Extracted data entries
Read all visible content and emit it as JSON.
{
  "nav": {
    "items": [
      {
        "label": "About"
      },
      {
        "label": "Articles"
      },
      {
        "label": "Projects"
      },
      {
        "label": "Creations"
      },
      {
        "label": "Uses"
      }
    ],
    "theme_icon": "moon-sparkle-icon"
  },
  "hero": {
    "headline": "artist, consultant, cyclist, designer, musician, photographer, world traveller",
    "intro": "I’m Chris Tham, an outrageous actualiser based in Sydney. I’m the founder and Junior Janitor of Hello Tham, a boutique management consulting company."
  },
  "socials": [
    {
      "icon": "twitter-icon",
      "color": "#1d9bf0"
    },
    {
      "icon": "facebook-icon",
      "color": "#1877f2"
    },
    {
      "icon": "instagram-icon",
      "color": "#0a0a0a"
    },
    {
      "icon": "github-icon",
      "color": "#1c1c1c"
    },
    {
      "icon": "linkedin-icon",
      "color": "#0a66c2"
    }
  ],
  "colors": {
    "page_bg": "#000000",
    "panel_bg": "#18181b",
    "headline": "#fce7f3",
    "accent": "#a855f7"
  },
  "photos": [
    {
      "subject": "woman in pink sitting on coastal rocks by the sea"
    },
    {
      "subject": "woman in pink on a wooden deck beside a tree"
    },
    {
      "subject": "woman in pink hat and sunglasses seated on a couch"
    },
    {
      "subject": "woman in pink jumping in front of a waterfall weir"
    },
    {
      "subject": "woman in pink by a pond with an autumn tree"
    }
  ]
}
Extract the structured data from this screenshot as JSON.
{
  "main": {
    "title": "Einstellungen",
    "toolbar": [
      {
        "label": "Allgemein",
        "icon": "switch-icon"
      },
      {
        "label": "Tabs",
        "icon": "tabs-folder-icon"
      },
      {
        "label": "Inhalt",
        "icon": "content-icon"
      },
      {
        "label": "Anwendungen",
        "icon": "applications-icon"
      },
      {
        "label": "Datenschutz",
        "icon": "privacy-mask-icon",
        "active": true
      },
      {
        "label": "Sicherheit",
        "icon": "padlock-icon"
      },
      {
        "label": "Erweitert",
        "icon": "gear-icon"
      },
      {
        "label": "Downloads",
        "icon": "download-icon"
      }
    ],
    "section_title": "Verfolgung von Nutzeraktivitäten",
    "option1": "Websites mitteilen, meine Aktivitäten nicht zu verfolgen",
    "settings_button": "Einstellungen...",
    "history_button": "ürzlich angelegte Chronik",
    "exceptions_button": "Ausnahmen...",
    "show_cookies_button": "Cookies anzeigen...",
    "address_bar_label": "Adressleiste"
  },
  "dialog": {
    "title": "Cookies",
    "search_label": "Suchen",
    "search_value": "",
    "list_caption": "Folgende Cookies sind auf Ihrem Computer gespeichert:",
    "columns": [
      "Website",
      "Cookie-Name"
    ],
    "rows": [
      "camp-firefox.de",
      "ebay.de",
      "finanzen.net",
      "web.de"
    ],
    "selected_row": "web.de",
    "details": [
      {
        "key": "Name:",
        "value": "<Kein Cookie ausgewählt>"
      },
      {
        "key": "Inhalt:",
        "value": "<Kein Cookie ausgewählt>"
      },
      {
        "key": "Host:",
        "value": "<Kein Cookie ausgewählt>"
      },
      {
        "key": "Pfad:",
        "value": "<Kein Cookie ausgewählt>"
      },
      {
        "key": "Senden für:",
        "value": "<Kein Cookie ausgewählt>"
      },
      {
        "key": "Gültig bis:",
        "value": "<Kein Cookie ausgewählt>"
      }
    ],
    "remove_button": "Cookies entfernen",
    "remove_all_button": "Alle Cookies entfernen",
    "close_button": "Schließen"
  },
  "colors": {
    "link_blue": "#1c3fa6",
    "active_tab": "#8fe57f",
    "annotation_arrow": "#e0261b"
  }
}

• [PROBLEM TO SOLVE] From the records above, extract each line exactly as shown.

• [SOLUTION FOR THIS TASK]
Read all visible content and emit it as JSON.
{
  "nav": {
    "items": [
      {
        "label": "About"
      },
      {
        "label": "Articles"
      },
      {
        "label": "Projects"
      },
      {
        "label": "Creations"
      },
      {
        "label": "Uses"
      }
    ],
    "theme_icon": "moon-sparkle-icon"
  },
  "hero": {
    "headline": "artist, consultant, cyclist, designer, musician, photographer, world traveller",
    "intro": "I’m Chris Tham, an outrageous actualiser based in Sydney. I’m the founder and Junior Janitor of Hello Tham, a boutique management consulting company."
  },
  "socials": [
    {
      "icon": "twitter-icon",
      "color": "#1d9bf0"
    },
    {
      "icon": "facebook-icon",
      "color": "#1877f2"
    },
    {
      "icon": "instagram-icon",
      "color": "#0a0a0a"
    },
    {
      "icon": "github-icon",
      "color": "#1c1c1c"
    },
    {
      "icon": "linkedin-icon",
      "color": "#0a66c2"
    }
  ],
  "colors": {
    "page_bg": "#000000",
    "panel_bg": "#18181b",
    "headline": "#fce7f3",
    "accent": "#a855f7"
  },
  "photos": [
    {
      "subject": "woman in pink sitting on coastal rocks by the sea"
    },
    {
      "subject": "woman in pink on a wooden deck beside a tree"
    },
    {
      "subject": "woman in pink hat and sunglasses seated on a couch"
    },
    {
      "subject": "woman in pink jumping in front of a waterfall weir"
    },
    {
      "subject": "woman in pink by a pond with an autumn tree"
    }
  ]
}
Extract the structured data from this screenshot as JSON.
{
  "main": {
    "title": "Einstellungen",
    "toolbar": [
      {
        "label": "Allgemein",
        "icon": "switch-icon"
      },
      {
        "label": "Tabs",
        "icon": "tabs-folder-icon"
      },
      {
        "label": "Inhalt",
        "icon": "content-icon"
      },
      {
        "label": "Anwendungen",
        "icon": "applications-icon"
      },
      {
        "label": "Datenschutz",
        "icon": "privacy-mask-icon",
        "active": true
      },
      {
        "label": "Sicherheit",
        "icon": "padlock-icon"
      },
      {
        "label": "Erweitert",
        "icon": "gear-icon"
      },
      {
        "label": "Downloads",
        "icon": "download-icon"
      }
    ],
    "section_title": "Verfolgung von Nutzeraktivitäten",
    "option1": "Websites mitteilen, meine Aktivitäten nicht zu verfolgen",
    "settings_button": "Einstellungen...",
    "history_button": "ürzlich angelegte Chronik",
    "exceptions_button": "Ausnahmen...",
    "show_cookies_button": "Cookies anzeigen...",
    "address_bar_label": "Adressleiste"
  },
  "dialog": {
    "title": "Cookies",
    "search_label": "Suchen",
    "search_value": "",
    "list_caption": "Folgende Cookies sind auf Ihrem Computer gespeichert:",
    "columns": [
      "Website",
      "Cookie-Name"
    ],
    "rows": [
      "camp-firefox.de",
      "ebay.de",
      "finanzen.net",
      "web.de"
    ],
    "selected_row": "web.de",
    "details": [
      {
        "key": "Name:",
        "value": "<Kein Cookie ausgewählt>"
      },
      {
        "key": "Inhalt:",
        "value": "<Kein Cookie ausgewählt>"
      },
      {
        "key": "Host:",
        "value": "<Kein Cookie ausgewählt>"
      },
      {
        "key": "Pfad:",
        "value": "<Kein Cookie ausgewählt>"
      },
      {
        "key": "Senden für:",
        "value": "<Kein Cookie ausgewählt>"
      },
      {
        "key": "Gültig bis:",
        "value": "<Kein Cookie ausgewählt>"
      }
    ],
    "remove_button": "Cookies entfernen",
    "remove_all_button": "Alle Cookies entfernen",
    "close_button": "Schließen"
  },
  "colors": {
    "link_blue": "#1c3fa6",
    "active_tab": "#8fe57f",
    "annotation_arrow": "#e0261b"
  }
}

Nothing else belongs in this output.